WRITTEN INSTRUCTION — Of all the lines in this data, how many include "vasbeton"? Respond with the number only.
***
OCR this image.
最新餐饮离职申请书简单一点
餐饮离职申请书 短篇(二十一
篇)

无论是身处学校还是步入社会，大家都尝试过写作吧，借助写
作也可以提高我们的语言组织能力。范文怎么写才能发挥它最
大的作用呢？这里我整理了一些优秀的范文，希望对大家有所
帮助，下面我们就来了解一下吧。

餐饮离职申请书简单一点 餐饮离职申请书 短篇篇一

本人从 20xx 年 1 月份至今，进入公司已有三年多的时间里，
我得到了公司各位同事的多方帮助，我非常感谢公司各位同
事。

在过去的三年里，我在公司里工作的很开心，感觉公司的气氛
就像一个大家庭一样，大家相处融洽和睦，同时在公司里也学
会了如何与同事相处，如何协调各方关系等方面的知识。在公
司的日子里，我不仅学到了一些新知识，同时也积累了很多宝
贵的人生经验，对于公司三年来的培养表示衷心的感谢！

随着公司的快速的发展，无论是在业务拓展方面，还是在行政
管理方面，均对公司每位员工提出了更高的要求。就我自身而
***
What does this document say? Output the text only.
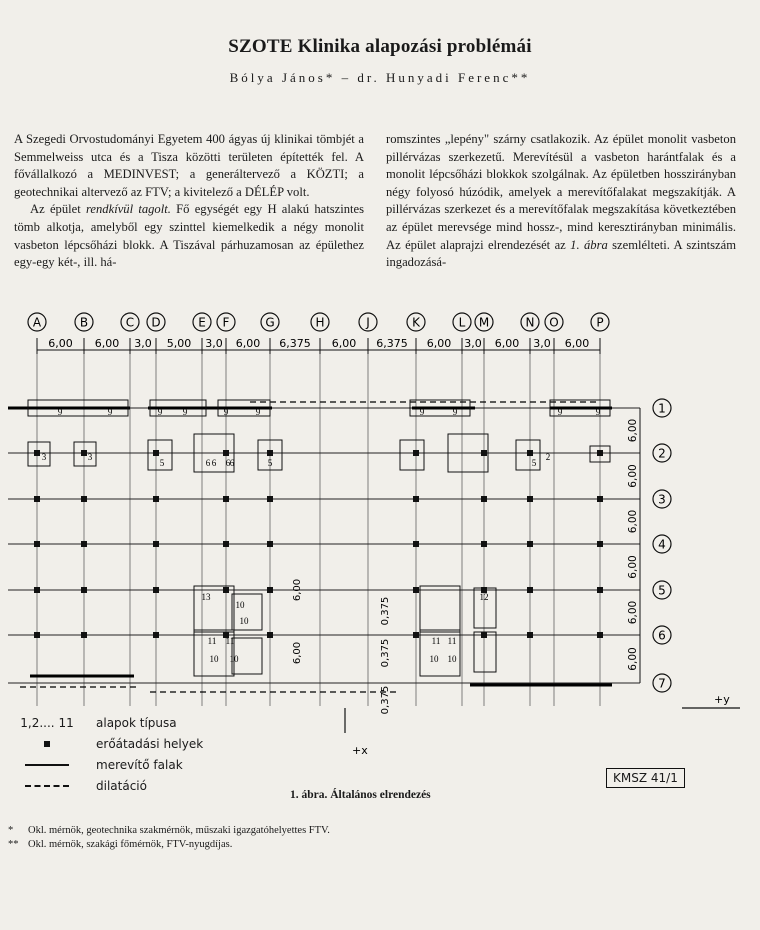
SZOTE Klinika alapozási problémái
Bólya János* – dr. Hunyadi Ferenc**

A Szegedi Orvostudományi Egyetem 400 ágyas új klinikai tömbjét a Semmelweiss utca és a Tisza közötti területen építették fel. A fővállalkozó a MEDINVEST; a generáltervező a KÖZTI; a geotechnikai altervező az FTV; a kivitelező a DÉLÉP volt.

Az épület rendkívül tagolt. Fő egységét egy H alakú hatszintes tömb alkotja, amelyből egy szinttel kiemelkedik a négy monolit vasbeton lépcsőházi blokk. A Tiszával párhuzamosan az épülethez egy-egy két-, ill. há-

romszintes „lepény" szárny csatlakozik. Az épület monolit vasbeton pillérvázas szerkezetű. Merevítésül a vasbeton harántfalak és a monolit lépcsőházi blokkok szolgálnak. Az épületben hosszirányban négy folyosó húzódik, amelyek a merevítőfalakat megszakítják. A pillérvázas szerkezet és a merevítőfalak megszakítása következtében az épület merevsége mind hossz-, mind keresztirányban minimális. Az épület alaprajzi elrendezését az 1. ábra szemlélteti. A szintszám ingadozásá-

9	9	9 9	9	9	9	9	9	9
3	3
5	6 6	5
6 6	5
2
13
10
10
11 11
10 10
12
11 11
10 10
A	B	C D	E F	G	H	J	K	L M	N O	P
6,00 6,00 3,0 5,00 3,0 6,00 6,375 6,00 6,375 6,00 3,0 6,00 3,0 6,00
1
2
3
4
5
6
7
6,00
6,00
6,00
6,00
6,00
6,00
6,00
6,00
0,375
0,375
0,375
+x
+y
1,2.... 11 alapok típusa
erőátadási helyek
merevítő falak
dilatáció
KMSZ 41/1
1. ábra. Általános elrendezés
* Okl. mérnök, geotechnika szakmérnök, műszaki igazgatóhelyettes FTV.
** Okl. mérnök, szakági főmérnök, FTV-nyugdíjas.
***
SOLUTION TO THE PROBLEM — 2